(Items taken from a data source)
- - -
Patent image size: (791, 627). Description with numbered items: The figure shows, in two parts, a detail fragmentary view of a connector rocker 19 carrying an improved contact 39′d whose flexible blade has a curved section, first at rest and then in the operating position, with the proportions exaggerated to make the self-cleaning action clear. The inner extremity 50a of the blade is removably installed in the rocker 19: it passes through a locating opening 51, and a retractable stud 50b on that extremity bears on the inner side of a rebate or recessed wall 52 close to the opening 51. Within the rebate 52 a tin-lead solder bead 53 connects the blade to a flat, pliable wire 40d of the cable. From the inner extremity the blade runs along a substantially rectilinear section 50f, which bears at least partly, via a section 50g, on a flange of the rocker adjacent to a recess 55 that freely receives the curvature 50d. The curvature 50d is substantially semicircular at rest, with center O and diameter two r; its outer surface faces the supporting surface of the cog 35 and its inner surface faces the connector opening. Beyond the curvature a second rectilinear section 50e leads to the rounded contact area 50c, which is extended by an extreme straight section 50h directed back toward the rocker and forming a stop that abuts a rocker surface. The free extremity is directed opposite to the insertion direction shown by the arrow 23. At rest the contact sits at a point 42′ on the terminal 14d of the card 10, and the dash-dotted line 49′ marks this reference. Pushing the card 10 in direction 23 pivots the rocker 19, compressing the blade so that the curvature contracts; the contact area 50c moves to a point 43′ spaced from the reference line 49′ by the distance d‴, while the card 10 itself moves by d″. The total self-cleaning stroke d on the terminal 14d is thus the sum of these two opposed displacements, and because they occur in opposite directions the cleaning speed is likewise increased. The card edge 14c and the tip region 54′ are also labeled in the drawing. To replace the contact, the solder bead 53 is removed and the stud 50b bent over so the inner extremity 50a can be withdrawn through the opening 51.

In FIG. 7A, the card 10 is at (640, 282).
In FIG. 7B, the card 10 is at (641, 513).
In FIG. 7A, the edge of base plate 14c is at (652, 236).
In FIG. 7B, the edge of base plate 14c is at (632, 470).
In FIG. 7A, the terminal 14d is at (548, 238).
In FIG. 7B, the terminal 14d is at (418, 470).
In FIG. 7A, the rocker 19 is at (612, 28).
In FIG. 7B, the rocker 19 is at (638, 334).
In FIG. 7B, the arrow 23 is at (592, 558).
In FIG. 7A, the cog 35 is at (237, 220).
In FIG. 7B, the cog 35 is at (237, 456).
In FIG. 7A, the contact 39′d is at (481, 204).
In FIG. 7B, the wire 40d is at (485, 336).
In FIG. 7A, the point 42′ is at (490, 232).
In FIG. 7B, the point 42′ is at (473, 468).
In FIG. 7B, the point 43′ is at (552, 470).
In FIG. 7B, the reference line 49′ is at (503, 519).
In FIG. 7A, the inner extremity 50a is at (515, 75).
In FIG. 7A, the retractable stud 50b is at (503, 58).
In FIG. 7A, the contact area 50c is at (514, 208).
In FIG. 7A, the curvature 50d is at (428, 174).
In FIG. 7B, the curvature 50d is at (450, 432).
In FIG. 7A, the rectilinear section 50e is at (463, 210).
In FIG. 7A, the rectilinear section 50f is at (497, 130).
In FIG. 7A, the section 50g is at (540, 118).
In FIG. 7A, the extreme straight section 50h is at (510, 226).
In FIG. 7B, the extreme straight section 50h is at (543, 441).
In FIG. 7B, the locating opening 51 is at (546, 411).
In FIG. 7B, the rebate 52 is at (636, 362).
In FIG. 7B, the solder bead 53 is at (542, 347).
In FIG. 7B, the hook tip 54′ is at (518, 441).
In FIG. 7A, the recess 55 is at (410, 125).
- - -
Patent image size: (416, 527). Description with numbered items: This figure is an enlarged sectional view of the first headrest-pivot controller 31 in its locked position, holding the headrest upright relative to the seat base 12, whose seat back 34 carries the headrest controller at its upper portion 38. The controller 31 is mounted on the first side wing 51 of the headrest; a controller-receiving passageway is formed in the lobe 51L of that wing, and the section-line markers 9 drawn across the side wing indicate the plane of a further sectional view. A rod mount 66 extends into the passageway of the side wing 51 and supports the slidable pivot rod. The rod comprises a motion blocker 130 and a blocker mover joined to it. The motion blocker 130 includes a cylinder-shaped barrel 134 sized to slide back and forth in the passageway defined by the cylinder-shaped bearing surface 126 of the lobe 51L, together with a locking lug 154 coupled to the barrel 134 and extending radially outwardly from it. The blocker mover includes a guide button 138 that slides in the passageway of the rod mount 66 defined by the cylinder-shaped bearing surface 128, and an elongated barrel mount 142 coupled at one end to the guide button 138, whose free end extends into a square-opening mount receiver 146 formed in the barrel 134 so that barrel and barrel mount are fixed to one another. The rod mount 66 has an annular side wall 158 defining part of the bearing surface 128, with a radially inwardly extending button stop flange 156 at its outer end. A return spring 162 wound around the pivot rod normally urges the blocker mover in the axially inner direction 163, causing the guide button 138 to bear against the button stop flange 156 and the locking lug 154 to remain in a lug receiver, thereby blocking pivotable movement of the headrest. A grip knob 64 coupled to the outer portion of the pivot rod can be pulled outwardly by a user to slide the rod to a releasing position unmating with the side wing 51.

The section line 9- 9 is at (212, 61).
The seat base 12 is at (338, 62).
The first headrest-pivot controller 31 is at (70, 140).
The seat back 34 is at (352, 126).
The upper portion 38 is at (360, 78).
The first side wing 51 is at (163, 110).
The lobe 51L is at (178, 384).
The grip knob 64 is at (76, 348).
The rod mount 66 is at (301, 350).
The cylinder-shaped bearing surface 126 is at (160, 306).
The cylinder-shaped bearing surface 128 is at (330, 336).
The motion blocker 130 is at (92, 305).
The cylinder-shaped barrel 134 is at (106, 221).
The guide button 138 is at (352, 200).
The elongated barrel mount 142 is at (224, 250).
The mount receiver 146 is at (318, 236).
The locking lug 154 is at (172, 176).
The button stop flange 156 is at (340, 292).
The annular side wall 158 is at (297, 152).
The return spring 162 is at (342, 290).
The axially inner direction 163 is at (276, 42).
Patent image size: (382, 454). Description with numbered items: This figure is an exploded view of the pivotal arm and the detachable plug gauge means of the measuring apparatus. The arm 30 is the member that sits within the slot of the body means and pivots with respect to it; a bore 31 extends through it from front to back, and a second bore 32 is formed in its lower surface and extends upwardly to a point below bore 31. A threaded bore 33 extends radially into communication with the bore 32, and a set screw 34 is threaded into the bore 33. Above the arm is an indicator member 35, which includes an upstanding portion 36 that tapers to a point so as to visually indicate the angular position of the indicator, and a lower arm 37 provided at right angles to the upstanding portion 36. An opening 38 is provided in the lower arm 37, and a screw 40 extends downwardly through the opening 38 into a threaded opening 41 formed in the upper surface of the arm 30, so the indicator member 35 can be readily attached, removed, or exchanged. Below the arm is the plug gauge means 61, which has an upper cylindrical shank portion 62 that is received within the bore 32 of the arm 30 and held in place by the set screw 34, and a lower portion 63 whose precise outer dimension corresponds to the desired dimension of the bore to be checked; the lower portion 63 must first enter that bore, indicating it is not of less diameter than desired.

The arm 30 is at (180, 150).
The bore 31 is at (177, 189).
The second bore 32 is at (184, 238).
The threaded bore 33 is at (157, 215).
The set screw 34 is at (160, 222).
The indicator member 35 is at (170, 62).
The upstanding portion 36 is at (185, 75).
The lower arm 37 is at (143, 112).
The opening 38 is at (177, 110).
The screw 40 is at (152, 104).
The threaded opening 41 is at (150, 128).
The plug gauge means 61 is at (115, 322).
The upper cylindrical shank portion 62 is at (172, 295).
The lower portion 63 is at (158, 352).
- - -
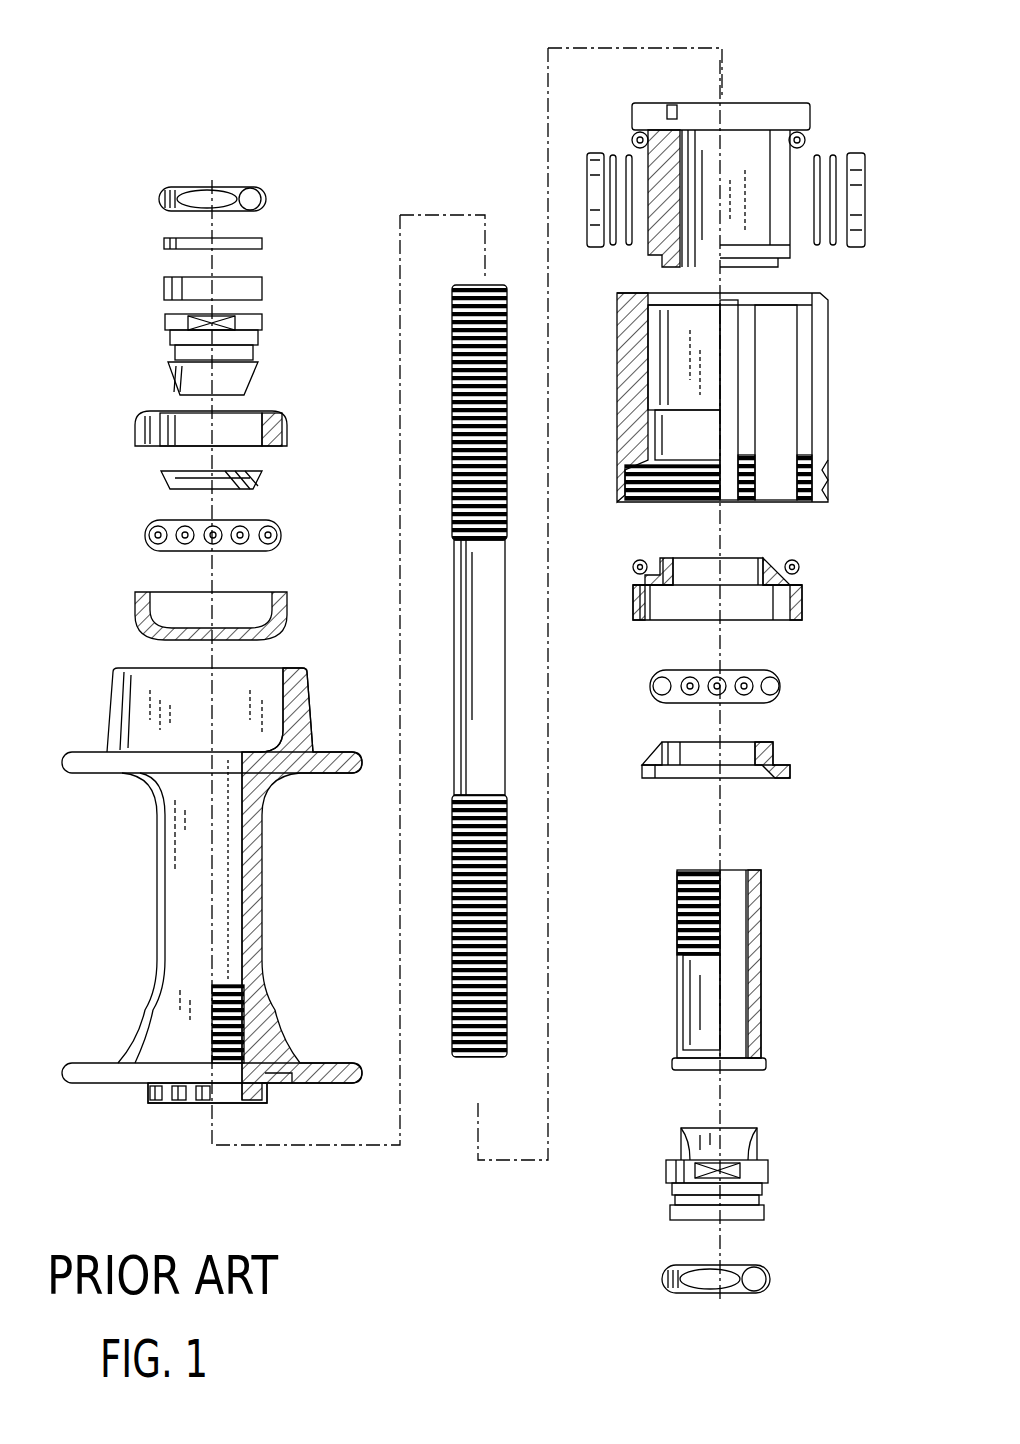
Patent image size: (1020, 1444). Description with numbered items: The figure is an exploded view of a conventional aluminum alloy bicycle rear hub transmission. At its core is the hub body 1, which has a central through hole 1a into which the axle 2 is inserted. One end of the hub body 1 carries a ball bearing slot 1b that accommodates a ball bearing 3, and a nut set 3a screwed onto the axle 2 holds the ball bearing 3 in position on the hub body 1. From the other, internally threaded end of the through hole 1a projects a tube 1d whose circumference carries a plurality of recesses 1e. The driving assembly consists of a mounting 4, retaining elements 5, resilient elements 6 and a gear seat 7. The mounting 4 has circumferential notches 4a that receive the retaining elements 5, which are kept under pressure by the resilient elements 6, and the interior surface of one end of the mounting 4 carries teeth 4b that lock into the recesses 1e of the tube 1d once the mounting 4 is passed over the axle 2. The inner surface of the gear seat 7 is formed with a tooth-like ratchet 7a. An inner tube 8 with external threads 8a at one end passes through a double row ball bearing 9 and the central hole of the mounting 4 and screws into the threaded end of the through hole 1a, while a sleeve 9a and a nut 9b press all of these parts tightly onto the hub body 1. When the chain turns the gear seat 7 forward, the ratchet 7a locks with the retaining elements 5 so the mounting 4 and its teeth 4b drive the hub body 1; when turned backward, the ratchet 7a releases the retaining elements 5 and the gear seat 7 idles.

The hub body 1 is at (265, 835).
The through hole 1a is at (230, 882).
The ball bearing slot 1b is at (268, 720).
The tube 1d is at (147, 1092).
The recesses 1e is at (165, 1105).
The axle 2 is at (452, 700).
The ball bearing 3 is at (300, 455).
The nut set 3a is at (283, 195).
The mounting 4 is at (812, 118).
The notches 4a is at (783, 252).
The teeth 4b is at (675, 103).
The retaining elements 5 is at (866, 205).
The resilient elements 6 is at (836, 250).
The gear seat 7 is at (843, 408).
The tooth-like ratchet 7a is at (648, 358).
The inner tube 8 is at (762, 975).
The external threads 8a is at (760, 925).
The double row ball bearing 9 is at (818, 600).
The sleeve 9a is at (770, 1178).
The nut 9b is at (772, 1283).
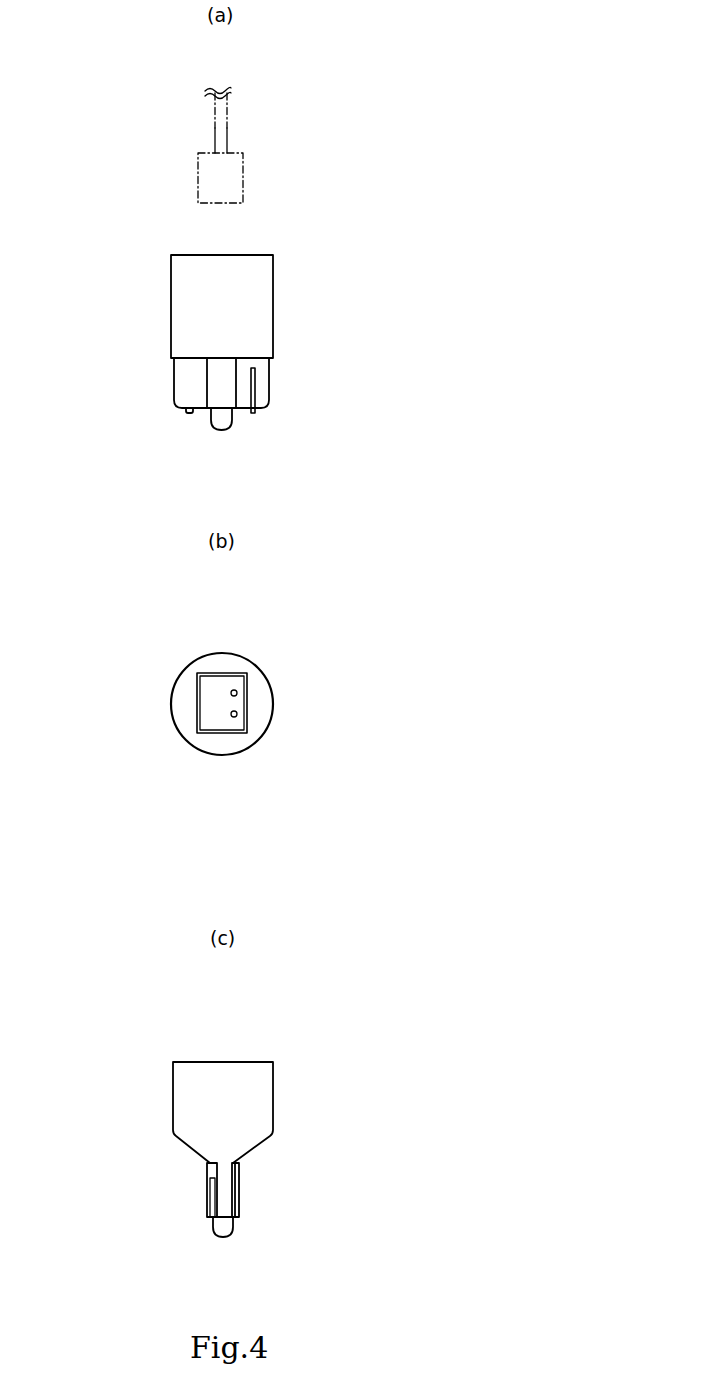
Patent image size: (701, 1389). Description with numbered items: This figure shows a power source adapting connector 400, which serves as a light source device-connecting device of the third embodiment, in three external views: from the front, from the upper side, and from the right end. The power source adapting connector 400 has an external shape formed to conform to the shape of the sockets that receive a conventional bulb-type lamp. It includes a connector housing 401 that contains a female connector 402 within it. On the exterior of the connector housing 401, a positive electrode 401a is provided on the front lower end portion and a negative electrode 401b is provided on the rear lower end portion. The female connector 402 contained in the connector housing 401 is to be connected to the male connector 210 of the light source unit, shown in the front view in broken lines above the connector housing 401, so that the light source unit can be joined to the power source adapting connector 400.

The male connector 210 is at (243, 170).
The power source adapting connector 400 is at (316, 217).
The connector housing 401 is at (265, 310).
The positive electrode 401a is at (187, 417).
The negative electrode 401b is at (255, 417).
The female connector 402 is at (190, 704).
- - -
▸ **Task statement**
Copy word for word the lines from the one containing "Patent image size: (382, 454)." through the one containing "The upper cylindrical", with both of those lines included.

▸ **Solution to the problem**
Patent image size: (382, 454). Description with numbered items: This figure is an exploded view of the pivotal arm and the detachable plug gauge means of the measuring apparatus. The arm 30 is the member that sits within the slot of the body means and pivots with respect to it; a bore 31 extends through it from front to back, and a second bore 32 is formed in its lower surface and extends upwardly to a point below bore 31. A threaded bore 33 extends radially into communication with the bore 32, and a set screw 34 is threaded into the bore 33. Above the arm is an indicator member 35, which includes an upstanding portion 36 that tapers to a point so as to visually indicate the angular position of the indicator, and a lower arm 37 provided at right angles to the upstanding portion 36. An opening 38 is provided in the lower arm 37, and a screw 40 extends downwardly through the opening 38 into a threaded opening 41 formed in the upper surface of the arm 30, so the indicator member 35 can be readily attached, removed, or exchanged. Below the arm is the plug gauge means 61, which has an upper cylindrical shank portion 62 that is received within the bore 32 of the arm 30 and held in place by the set screw 34, and a lower portion 63 whose precise outer dimension corresponds to the desired dimension of the bore to be checked; the lower portion 63 must first enter that bore, indicating it is not of less diameter than desired.

The arm 30 is at (180, 150).
The bore 31 is at (177, 189).
The second bore 32 is at (184, 238).
The threaded bore 33 is at (157, 215).
The set screw 34 is at (160, 222).
The indicator member 35 is at (170, 62).
The upstanding portion 36 is at (185, 75).
The lower arm 37 is at (143, 112).
The opening 38 is at (177, 110).
The screw 40 is at (152, 104).
The threaded opening 41 is at (150, 128).
The plug gauge means 61 is at (115, 322).
The upper cylindrical shank portion 62 is at (172, 295).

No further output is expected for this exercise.